=== ENTRIES SHOWN ===
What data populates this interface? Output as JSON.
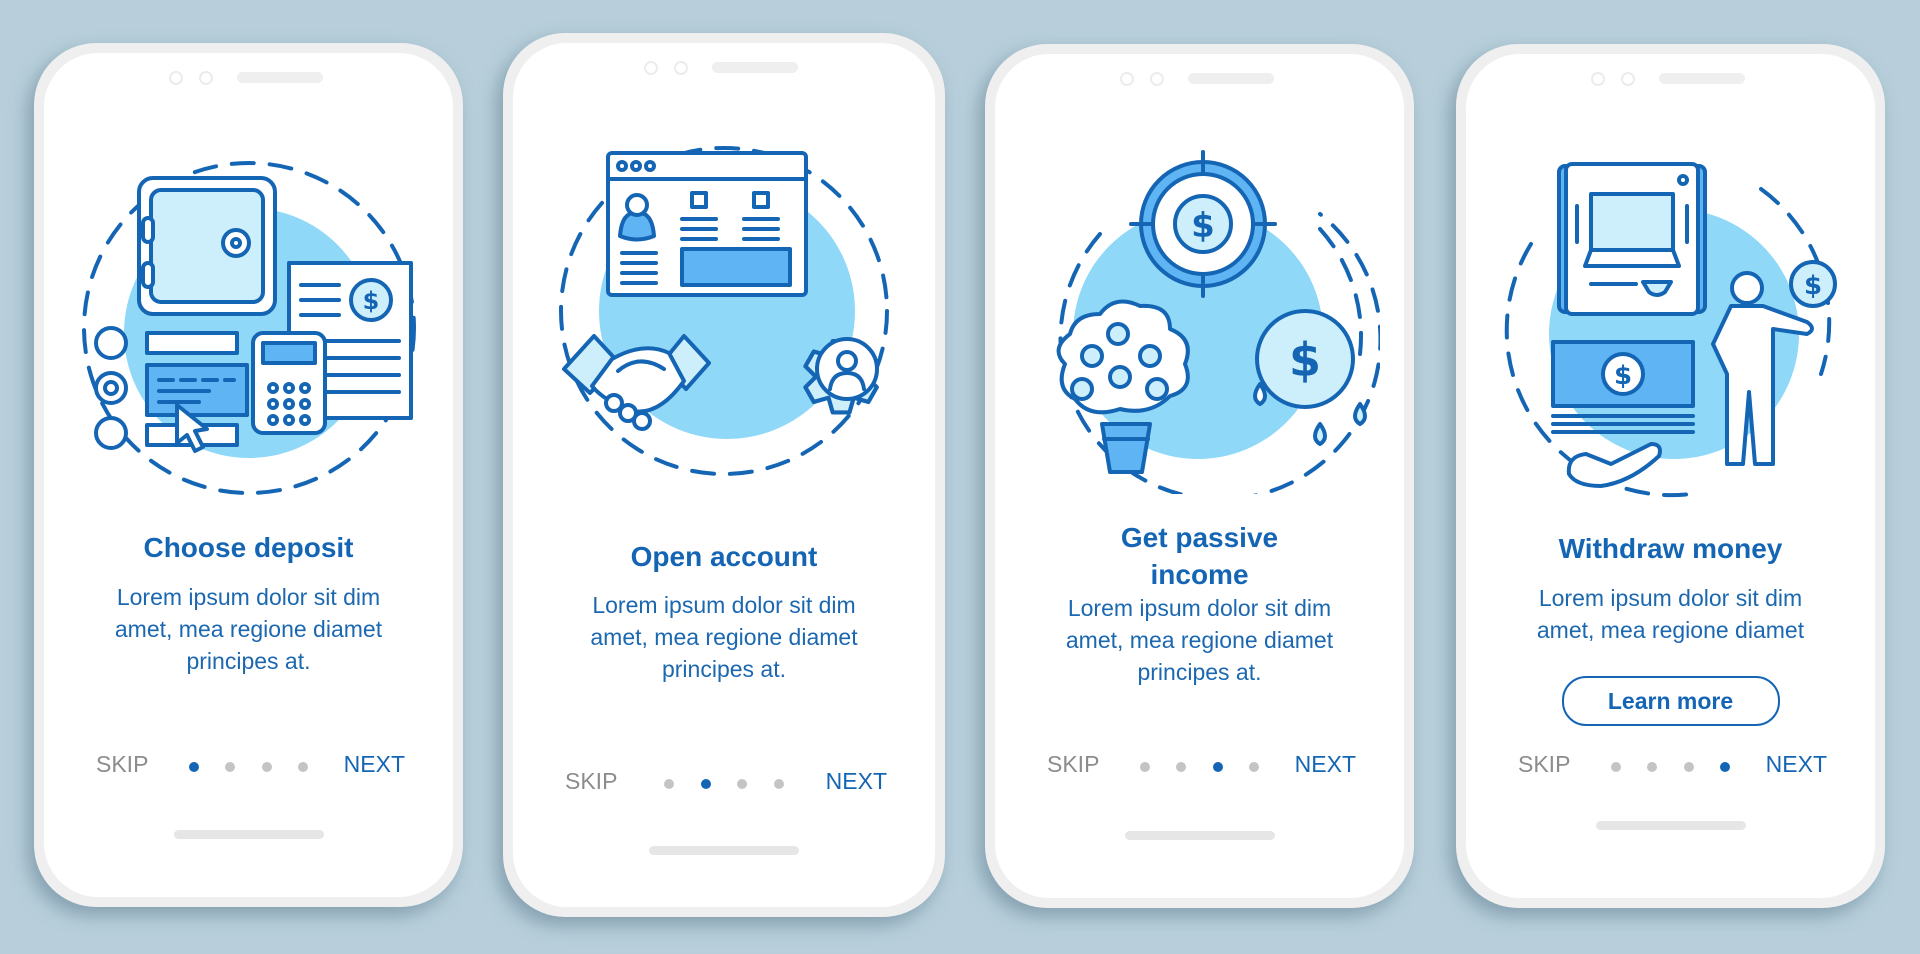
{
  "colors": {
    "background": "#b8cfdb",
    "accent": "#1565b5",
    "illustration_fill": "#8fd8f8",
    "dot_inactive": "#c4c4c4",
    "skip_text": "#8c8c8c"
  },
  "screens": [
    {
      "illustration": "safe-deposit-calculator-form-icon",
      "title": "Choose deposit",
      "body": [
        "Lorem ipsum dolor sit dim",
        "amet, mea regione diamet",
        "principes at."
      ],
      "skip_label": "SKIP",
      "next_label": "NEXT",
      "page_index": 1,
      "page_count": 4
    },
    {
      "illustration": "browser-handshake-gear-icon",
      "title": "Open account",
      "body": [
        "Lorem ipsum dolor sit dim",
        "amet, mea regione diamet",
        "principes at."
      ],
      "skip_label": "SKIP",
      "next_label": "NEXT",
      "page_index": 2,
      "page_count": 4
    },
    {
      "illustration": "money-tree-target-coin-icon",
      "title_lines": [
        "Get passive",
        "income"
      ],
      "body": [
        "Lorem ipsum dolor sit dim",
        "amet, mea regione diamet",
        "principes at."
      ],
      "skip_label": "SKIP",
      "next_label": "NEXT",
      "page_index": 3,
      "page_count": 4
    },
    {
      "illustration": "atm-cash-person-icon",
      "title": "Withdraw money",
      "body": [
        "Lorem ipsum dolor sit dim",
        "amet, mea regione diamet"
      ],
      "button_label": "Learn more",
      "skip_label": "SKIP",
      "next_label": "NEXT",
      "page_index": 4,
      "page_count": 4
    }
  ],
  "icon_glyphs": {
    "dollar": "$"
  }
}
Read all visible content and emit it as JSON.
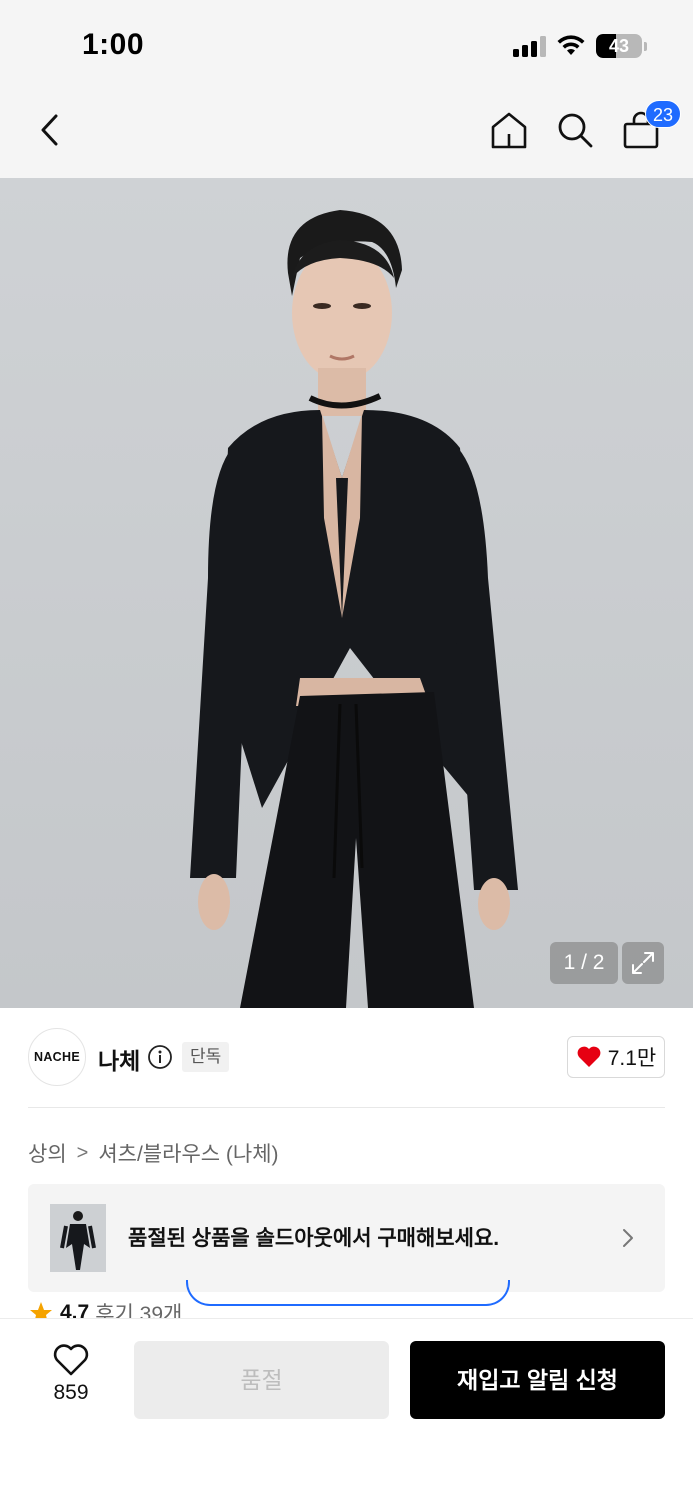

=== JOB ===
Give back all entries exactly. No pictures belong in the copy.

=== ANSWER ===
What data populates this interface? Output as JSON.
{
  "colors": {
    "background": "#b8cfdb",
    "accent": "#1565b5",
    "illustration_fill": "#8fd8f8",
    "dot_inactive": "#c4c4c4",
    "skip_text": "#8c8c8c"
  },
  "screens": [
    {
      "illustration": "safe-deposit-calculator-form-icon",
      "title": "Choose deposit",
      "body": [
        "Lorem ipsum dolor sit dim",
        "amet, mea regione diamet",
        "principes at."
      ],
      "skip_label": "SKIP",
      "next_label": "NEXT",
      "page_index": 1,
      "page_count": 4
    },
    {
      "illustration": "browser-handshake-gear-icon",
      "title": "Open account",
      "body": [
        "Lorem ipsum dolor sit dim",
        "amet, mea regione diamet",
        "principes at."
      ],
      "skip_label": "SKIP",
      "next_label": "NEXT",
      "page_index": 2,
      "page_count": 4
    },
    {
      "illustration": "money-tree-target-coin-icon",
      "title_lines": [
        "Get passive",
        "income"
      ],
      "body": [
        "Lorem ipsum dolor sit dim",
        "amet, mea regione diamet",
        "principes at."
      ],
      "skip_label": "SKIP",
      "next_label": "NEXT",
      "page_index": 3,
      "page_count": 4
    },
    {
      "illustration": "atm-cash-person-icon",
      "title": "Withdraw money",
      "body": [
        "Lorem ipsum dolor sit dim",
        "amet, mea regione diamet"
      ],
      "button_label": "Learn more",
      "skip_label": "SKIP",
      "next_label": "NEXT",
      "page_index": 4,
      "page_count": 4
    }
  ],
  "icon_glyphs": {
    "dollar": "$"
  }
}
Read all visible content and emit it as JSON.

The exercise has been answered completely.